Set task
In full and without alteration, give the listing again.

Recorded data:
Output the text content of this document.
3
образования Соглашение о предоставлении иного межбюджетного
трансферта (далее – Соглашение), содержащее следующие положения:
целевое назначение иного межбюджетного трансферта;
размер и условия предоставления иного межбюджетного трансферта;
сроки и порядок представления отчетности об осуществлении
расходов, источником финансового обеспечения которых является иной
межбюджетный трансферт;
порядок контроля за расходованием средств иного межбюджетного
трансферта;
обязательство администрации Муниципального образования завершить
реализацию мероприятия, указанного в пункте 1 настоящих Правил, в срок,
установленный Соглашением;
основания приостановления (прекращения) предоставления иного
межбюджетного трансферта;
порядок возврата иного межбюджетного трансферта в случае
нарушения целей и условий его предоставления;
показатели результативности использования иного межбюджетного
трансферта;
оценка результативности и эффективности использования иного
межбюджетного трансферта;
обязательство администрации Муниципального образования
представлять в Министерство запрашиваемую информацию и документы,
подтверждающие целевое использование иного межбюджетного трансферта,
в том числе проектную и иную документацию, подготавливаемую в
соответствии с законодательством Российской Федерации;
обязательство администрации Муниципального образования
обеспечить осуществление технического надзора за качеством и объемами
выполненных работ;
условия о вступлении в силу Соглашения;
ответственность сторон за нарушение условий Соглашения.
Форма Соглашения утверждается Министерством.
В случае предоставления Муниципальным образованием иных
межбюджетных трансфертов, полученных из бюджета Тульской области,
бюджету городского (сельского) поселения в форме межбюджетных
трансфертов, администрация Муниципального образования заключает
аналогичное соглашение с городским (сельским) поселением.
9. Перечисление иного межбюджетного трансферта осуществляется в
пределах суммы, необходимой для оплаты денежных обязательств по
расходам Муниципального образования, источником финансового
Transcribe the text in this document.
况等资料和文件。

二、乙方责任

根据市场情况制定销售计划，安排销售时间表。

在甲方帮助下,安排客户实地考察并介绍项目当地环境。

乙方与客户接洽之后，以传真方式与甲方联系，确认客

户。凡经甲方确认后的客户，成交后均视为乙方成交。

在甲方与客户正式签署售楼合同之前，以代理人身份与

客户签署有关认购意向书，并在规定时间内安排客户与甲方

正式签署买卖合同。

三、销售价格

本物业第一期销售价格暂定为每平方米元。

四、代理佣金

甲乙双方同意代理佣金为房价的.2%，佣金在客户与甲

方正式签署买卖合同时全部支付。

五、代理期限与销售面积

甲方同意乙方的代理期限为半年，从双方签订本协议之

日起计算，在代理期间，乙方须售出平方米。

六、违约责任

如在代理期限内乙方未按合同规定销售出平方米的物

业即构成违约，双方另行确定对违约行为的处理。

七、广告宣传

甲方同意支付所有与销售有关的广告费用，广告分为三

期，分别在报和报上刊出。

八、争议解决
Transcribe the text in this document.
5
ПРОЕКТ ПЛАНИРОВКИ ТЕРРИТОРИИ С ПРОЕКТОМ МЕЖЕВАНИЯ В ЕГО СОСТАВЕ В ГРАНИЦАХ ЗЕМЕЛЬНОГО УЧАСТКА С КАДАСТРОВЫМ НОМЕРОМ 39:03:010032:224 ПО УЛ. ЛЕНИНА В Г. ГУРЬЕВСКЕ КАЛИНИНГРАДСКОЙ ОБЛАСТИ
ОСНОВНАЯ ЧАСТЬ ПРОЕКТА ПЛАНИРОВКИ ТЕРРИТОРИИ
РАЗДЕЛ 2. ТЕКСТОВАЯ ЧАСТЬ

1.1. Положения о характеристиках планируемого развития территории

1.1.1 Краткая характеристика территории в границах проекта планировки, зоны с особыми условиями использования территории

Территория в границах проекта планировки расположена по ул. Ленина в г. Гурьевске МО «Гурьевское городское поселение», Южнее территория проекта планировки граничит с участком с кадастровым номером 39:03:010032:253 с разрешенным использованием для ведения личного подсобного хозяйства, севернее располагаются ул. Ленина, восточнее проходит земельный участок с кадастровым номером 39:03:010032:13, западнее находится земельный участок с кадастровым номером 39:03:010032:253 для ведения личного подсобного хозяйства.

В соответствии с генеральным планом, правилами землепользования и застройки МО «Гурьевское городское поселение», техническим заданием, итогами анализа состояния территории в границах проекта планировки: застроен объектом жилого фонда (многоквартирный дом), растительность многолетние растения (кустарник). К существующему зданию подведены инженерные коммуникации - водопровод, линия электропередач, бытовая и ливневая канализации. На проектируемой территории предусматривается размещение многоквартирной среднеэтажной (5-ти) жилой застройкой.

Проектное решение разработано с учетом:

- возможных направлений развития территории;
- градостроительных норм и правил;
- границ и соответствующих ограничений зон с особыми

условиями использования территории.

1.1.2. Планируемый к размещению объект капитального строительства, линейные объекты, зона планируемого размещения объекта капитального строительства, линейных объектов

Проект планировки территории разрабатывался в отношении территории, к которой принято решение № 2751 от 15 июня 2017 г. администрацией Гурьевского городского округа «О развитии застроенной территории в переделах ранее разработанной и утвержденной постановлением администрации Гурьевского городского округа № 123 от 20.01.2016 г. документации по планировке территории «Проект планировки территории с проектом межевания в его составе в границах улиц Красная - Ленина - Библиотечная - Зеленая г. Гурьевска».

Solution for this exercise
Output the text content of this document.
3
образования Соглашение о предоставлении иного межбюджетного
трансферта (далее – Соглашение), содержащее следующие положения:
целевое назначение иного межбюджетного трансферта;
размер и условия предоставления иного межбюджетного трансферта;
сроки и порядок представления отчетности об осуществлении
расходов, источником финансового обеспечения которых является иной
межбюджетный трансферт;
порядок контроля за расходованием средств иного межбюджетного
трансферта;
обязательство администрации Муниципального образования завершить
реализацию мероприятия, указанного в пункте 1 настоящих Правил, в срок,
установленный Соглашением;
основания приостановления (прекращения) предоставления иного
межбюджетного трансферта;
порядок возврата иного межбюджетного трансферта в случае
нарушения целей и условий его предоставления;
показатели результативности использования иного межбюджетного
трансферта;
оценка результативности и эффективности использования иного
межбюджетного трансферта;
обязательство администрации Муниципального образования
представлять в Министерство запрашиваемую информацию и документы,
подтверждающие целевое использование иного межбюджетного трансферта,
в том числе проектную и иную документацию, подготавливаемую в
соответствии с законодательством Российской Федерации;
обязательство администрации Муниципального образования
обеспечить осуществление технического надзора за качеством и объемами
выполненных работ;
условия о вступлении в силу Соглашения;
ответственность сторон за нарушение условий Соглашения.
Форма Соглашения утверждается Министерством.
В случае предоставления Муниципальным образованием иных
межбюджетных трансфертов, полученных из бюджета Тульской области,
бюджету городского (сельского) поселения в форме межбюджетных
трансфертов, администрация Муниципального образования заключает
аналогичное соглашение с городским (сельским) поселением.
9. Перечисление иного межбюджетного трансферта осуществляется в
пределах суммы, необходимой для оплаты денежных обязательств по
расходам Муниципального образования, источником финансового
Transcribe the text in this document.
况等资料和文件。

二、乙方责任

根据市场情况制定销售计划，安排销售时间表。

在甲方帮助下,安排客户实地考察并介绍项目当地环境。

乙方与客户接洽之后，以传真方式与甲方联系，确认客

户。凡经甲方确认后的客户，成交后均视为乙方成交。

在甲方与客户正式签署售楼合同之前，以代理人身份与

客户签署有关认购意向书，并在规定时间内安排客户与甲方

正式签署买卖合同。

三、销售价格

本物业第一期销售价格暂定为每平方米元。

四、代理佣金

甲乙双方同意代理佣金为房价的.2%，佣金在客户与甲

方正式签署买卖合同时全部支付。

五、代理期限与销售面积

甲方同意乙方的代理期限为半年，从双方签订本协议之

日起计算，在代理期间，乙方须售出平方米。

六、违约责任

如在代理期限内乙方未按合同规定销售出平方米的物

业即构成违约，双方另行确定对违约行为的处理。

七、广告宣传

甲方同意支付所有与销售有关的广告费用，广告分为三

期，分别在报和报上刊出。

八、争议解决
Transcribe the text in this document.
5
ПРОЕКТ ПЛАНИРОВКИ ТЕРРИТОРИИ С ПРОЕКТОМ МЕЖЕВАНИЯ В ЕГО СОСТАВЕ В ГРАНИЦАХ ЗЕМЕЛЬНОГО УЧАСТКА С КАДАСТРОВЫМ НОМЕРОМ 39:03:010032:224 ПО УЛ. ЛЕНИНА В Г. ГУРЬЕВСКЕ КАЛИНИНГРАДСКОЙ ОБЛАСТИ
ОСНОВНАЯ ЧАСТЬ ПРОЕКТА ПЛАНИРОВКИ ТЕРРИТОРИИ
РАЗДЕЛ 2. ТЕКСТОВАЯ ЧАСТЬ

1.1. Положения о характеристиках планируемого развития территории

1.1.1 Краткая характеристика территории в границах проекта планировки, зоны с особыми условиями использования территории

Территория в границах проекта планировки расположена по ул. Ленина в г. Гурьевске МО «Гурьевское городское поселение», Южнее территория проекта планировки граничит с участком с кадастровым номером 39:03:010032:253 с разрешенным использованием для ведения личного подсобного хозяйства, севернее располагаются ул. Ленина, восточнее проходит земельный участок с кадастровым номером 39:03:010032:13, западнее находится земельный участок с кадастровым номером 39:03:010032:253 для ведения личного подсобного хозяйства.

В соответствии с генеральным планом, правилами землепользования и застройки МО «Гурьевское городское поселение», техническим заданием, итогами анализа состояния территории в границах проекта планировки: застроен объектом жилого фонда (многоквартирный дом), растительность многолетние растения (кустарник). К существующему зданию подведены инженерные коммуникации - водопровод, линия электропередач, бытовая и ливневая канализации. На проектируемой территории предусматривается размещение многоквартирной среднеэтажной (5-ти) жилой застройкой.

Проектное решение разработано с учетом:

- возможных направлений развития территории;
- градостроительных норм и правил;
- границ и соответствующих ограничений зон с особыми

условиями использования территории.

1.1.2. Планируемый к размещению объект капитального строительства, линейные объекты, зона планируемого размещения объекта капитального строительства, линейных объектов

Проект планировки территории разрабатывался в отношении территории, к которой принято решение № 2751 от 15 июня 2017 г. администрацией Гурьевского городского округа «О развитии застроенной территории в переделах ранее разработанной и утвержденной постановлением администрации Гурьевского городского округа № 123 от 20.01.2016 г. документации по планировке территории «Проект планировки территории с проектом межевания в его составе в границах улиц Красная - Ленина - Библиотечная - Зеленая г. Гурьевска».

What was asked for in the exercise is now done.